*** Block opens ***

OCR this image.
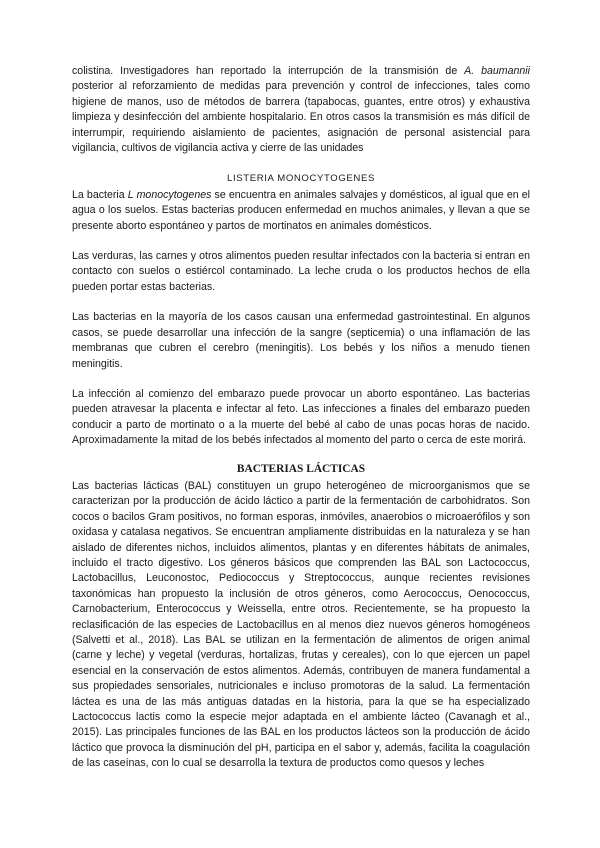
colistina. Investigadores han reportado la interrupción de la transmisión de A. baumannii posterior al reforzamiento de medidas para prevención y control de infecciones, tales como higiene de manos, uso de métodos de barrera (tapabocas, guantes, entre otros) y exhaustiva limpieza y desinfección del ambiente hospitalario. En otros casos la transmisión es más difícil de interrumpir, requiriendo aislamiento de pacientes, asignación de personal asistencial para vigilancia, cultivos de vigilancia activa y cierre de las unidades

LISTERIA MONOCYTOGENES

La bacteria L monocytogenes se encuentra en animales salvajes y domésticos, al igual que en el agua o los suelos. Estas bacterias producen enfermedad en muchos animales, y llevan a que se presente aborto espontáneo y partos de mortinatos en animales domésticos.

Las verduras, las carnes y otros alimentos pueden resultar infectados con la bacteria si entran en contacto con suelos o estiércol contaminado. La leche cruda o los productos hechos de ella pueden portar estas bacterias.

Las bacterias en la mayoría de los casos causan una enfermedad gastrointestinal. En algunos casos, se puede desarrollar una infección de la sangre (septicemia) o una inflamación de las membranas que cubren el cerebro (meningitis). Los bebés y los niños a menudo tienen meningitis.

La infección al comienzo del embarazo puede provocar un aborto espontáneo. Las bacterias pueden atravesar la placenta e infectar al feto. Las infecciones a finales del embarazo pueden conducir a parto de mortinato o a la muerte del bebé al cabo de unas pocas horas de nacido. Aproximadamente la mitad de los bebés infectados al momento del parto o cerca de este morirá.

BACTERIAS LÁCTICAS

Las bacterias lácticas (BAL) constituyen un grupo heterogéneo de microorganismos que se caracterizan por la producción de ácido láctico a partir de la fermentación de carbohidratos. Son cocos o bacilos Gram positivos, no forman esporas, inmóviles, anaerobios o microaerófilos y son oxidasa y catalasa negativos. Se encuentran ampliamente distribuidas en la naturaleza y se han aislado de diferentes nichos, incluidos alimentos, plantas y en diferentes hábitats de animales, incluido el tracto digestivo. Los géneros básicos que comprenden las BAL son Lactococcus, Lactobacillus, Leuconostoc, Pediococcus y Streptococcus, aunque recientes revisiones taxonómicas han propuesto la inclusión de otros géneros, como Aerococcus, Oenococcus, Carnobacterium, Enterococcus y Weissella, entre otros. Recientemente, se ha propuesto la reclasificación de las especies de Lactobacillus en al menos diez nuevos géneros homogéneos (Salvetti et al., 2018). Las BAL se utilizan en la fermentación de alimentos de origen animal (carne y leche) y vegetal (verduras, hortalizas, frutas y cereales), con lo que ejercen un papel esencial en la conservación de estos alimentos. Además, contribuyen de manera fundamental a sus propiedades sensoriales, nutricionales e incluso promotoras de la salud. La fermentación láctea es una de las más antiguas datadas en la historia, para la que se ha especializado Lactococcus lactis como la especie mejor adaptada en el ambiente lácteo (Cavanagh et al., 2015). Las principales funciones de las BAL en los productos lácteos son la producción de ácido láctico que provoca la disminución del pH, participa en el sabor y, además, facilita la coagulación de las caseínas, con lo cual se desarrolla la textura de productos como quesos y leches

*** Block closes ***
*** Block opens ***

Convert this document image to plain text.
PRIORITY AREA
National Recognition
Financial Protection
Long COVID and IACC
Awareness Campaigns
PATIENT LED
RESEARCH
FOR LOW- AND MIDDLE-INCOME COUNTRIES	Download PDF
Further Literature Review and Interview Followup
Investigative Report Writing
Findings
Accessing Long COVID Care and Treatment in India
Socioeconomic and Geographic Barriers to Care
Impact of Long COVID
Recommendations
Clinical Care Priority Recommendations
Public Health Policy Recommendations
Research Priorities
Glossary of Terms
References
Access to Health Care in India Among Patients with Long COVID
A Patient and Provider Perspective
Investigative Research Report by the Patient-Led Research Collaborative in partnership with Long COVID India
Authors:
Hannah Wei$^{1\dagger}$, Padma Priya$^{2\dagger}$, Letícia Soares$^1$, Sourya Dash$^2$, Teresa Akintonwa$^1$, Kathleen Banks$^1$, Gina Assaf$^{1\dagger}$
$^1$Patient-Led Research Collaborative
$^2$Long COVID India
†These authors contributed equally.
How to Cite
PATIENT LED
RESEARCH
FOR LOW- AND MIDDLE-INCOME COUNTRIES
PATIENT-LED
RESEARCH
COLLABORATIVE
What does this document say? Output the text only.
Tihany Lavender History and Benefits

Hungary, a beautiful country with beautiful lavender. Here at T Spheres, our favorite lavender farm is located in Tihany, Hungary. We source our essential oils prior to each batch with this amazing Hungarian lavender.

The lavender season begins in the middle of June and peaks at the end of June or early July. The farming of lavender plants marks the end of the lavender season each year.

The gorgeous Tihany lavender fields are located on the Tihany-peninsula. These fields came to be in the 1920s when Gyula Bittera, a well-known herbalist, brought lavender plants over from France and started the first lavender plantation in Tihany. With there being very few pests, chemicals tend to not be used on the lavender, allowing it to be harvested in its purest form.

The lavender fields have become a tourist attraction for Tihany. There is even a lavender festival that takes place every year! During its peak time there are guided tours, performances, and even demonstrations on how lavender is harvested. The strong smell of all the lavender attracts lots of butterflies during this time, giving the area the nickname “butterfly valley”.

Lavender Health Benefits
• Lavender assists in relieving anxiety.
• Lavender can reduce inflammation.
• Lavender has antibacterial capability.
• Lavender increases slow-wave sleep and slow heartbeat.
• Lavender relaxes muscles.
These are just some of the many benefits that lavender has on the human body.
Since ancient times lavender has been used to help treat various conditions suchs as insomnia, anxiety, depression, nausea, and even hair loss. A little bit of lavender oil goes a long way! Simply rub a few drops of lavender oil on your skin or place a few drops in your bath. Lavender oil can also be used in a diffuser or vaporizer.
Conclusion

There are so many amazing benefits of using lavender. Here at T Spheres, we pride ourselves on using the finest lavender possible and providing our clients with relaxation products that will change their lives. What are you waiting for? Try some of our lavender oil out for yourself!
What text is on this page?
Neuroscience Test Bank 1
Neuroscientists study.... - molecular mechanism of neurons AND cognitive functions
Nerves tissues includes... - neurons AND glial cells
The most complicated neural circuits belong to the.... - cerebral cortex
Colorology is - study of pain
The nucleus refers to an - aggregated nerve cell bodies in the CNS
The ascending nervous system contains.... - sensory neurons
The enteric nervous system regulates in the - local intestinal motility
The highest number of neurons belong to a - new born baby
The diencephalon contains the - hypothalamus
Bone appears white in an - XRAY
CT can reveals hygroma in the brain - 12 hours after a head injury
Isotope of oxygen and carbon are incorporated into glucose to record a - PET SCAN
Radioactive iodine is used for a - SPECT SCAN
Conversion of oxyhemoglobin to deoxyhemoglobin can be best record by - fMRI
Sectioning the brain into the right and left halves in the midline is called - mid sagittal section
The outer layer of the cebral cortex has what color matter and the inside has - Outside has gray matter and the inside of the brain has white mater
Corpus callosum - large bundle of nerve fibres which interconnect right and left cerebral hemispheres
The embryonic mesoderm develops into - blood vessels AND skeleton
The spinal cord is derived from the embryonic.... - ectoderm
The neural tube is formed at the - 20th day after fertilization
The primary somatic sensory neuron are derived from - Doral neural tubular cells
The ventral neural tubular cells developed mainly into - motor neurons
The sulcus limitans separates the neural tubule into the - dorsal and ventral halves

*** Block closes ***

### TASK PROMPT
Filter the records above down to the lines containing "nervous".

### EXERCISE ANSWER
The ascending nervous system contains.... - sensory neurons
The enteric nervous system regulates in the - local intestinal motility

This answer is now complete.